━━ SUPPLIED DATA

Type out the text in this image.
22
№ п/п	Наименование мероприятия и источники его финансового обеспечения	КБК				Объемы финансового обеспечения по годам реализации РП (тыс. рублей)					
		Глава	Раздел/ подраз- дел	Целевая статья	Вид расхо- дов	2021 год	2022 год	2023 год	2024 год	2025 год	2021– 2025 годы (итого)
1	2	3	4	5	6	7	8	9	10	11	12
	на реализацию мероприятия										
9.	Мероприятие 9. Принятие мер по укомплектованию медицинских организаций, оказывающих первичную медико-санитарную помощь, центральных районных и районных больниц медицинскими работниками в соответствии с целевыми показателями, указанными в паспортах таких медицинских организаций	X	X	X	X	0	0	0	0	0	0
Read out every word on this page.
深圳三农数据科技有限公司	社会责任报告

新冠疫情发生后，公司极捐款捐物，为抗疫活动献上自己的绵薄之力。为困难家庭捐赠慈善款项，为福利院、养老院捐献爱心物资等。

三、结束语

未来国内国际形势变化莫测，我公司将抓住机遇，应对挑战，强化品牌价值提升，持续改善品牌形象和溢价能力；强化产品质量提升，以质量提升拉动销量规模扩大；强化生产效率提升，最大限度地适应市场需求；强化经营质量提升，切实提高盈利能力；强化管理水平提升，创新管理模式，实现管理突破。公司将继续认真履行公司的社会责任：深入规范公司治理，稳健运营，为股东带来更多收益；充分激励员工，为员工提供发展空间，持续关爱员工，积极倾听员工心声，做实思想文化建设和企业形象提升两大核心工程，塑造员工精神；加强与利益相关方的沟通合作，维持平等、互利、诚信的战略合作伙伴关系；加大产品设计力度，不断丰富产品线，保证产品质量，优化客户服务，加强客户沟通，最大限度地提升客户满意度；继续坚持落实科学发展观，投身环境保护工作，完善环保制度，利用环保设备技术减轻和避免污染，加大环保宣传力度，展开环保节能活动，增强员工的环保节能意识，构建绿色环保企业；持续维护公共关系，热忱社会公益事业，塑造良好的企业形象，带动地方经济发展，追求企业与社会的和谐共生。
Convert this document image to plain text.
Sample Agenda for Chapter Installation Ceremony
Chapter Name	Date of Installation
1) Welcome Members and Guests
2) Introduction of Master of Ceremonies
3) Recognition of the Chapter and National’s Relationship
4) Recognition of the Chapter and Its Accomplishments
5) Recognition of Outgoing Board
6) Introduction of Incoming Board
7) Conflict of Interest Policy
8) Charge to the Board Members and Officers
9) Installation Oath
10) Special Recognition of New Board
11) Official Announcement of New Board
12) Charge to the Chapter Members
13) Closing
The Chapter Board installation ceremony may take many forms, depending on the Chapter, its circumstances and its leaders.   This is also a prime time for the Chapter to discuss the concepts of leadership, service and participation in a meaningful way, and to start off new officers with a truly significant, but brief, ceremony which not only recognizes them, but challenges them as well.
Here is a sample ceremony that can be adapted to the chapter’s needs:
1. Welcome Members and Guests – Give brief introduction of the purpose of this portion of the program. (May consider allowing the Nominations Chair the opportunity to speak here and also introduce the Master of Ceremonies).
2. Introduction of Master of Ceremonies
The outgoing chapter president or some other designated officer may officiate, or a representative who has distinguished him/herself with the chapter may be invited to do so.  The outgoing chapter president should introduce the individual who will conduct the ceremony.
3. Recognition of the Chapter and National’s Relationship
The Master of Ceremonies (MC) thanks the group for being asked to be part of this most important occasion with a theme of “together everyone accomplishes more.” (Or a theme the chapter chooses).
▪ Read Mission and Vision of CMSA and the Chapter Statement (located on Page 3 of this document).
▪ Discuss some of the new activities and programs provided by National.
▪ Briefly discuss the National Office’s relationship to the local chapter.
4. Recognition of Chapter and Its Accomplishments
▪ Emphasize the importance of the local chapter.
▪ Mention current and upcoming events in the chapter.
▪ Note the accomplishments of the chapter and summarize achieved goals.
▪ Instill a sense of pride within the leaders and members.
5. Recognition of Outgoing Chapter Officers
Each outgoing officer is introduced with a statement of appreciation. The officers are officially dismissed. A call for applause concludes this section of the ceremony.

━━━━

● **EXERCISE DIRECTIONS**
Retype the data in full and match it exactly.

● **WORKED SOLUTION**
Type out the text in this image.
22
№ п/п	Наименование мероприятия и источники его финансового обеспечения	КБК				Объемы финансового обеспечения по годам реализации РП (тыс. рублей)					
		Глава	Раздел/ подраз- дел	Целевая статья	Вид расхо- дов	2021 год	2022 год	2023 год	2024 год	2025 год	2021– 2025 годы (итого)
1	2	3	4	5	6	7	8	9	10	11	12
	на реализацию мероприятия										
9.	Мероприятие 9. Принятие мер по укомплектованию медицинских организаций, оказывающих первичную медико-санитарную помощь, центральных районных и районных больниц медицинскими работниками в соответствии с целевыми показателями, указанными в паспортах таких медицинских организаций	X	X	X	X	0	0	0	0	0	0
Read out every word on this page.
深圳三农数据科技有限公司	社会责任报告

新冠疫情发生后，公司极捐款捐物，为抗疫活动献上自己的绵薄之力。为困难家庭捐赠慈善款项，为福利院、养老院捐献爱心物资等。

三、结束语

未来国内国际形势变化莫测，我公司将抓住机遇，应对挑战，强化品牌价值提升，持续改善品牌形象和溢价能力；强化产品质量提升，以质量提升拉动销量规模扩大；强化生产效率提升，最大限度地适应市场需求；强化经营质量提升，切实提高盈利能力；强化管理水平提升，创新管理模式，实现管理突破。公司将继续认真履行公司的社会责任：深入规范公司治理，稳健运营，为股东带来更多收益；充分激励员工，为员工提供发展空间，持续关爱员工，积极倾听员工心声，做实思想文化建设和企业形象提升两大核心工程，塑造员工精神；加强与利益相关方的沟通合作，维持平等、互利、诚信的战略合作伙伴关系；加大产品设计力度，不断丰富产品线，保证产品质量，优化客户服务，加强客户沟通，最大限度地提升客户满意度；继续坚持落实科学发展观，投身环境保护工作，完善环保制度，利用环保设备技术减轻和避免污染，加大环保宣传力度，展开环保节能活动，增强员工的环保节能意识，构建绿色环保企业；持续维护公共关系，热忱社会公益事业，塑造良好的企业形象，带动地方经济发展，追求企业与社会的和谐共生。
Convert this document image to plain text.
Sample Agenda for Chapter Installation Ceremony
Chapter Name	Date of Installation
1) Welcome Members and Guests
2) Introduction of Master of Ceremonies
3) Recognition of the Chapter and National’s Relationship
4) Recognition of the Chapter and Its Accomplishments
5) Recognition of Outgoing Board
6) Introduction of Incoming Board
7) Conflict of Interest Policy
8) Charge to the Board Members and Officers
9) Installation Oath
10) Special Recognition of New Board
11) Official Announcement of New Board
12) Charge to the Chapter Members
13) Closing
The Chapter Board installation ceremony may take many forms, depending on the Chapter, its circumstances and its leaders.   This is also a prime time for the Chapter to discuss the concepts of leadership, service and participation in a meaningful way, and to start off new officers with a truly significant, but brief, ceremony which not only recognizes them, but challenges them as well.
Here is a sample ceremony that can be adapted to the chapter’s needs:
1. Welcome Members and Guests – Give brief introduction of the purpose of this portion of the program. (May consider allowing the Nominations Chair the opportunity to speak here and also introduce the Master of Ceremonies).
2. Introduction of Master of Ceremonies
The outgoing chapter president or some other designated officer may officiate, or a representative who has distinguished him/herself with the chapter may be invited to do so.  The outgoing chapter president should introduce the individual who will conduct the ceremony.
3. Recognition of the Chapter and National’s Relationship
The Master of Ceremonies (MC) thanks the group for being asked to be part of this most important occasion with a theme of “together everyone accomplishes more.” (Or a theme the chapter chooses).
▪ Read Mission and Vision of CMSA and the Chapter Statement (located on Page 3 of this document).
▪ Discuss some of the new activities and programs provided by National.
▪ Briefly discuss the National Office’s relationship to the local chapter.
4. Recognition of Chapter and Its Accomplishments
▪ Emphasize the importance of the local chapter.
▪ Mention current and upcoming events in the chapter.
▪ Note the accomplishments of the chapter and summarize achieved goals.
▪ Instill a sense of pride within the leaders and members.
5. Recognition of Outgoing Chapter Officers
Each outgoing officer is introduced with a statement of appreciation. The officers are officially dismissed. A call for applause concludes this section of the ceremony.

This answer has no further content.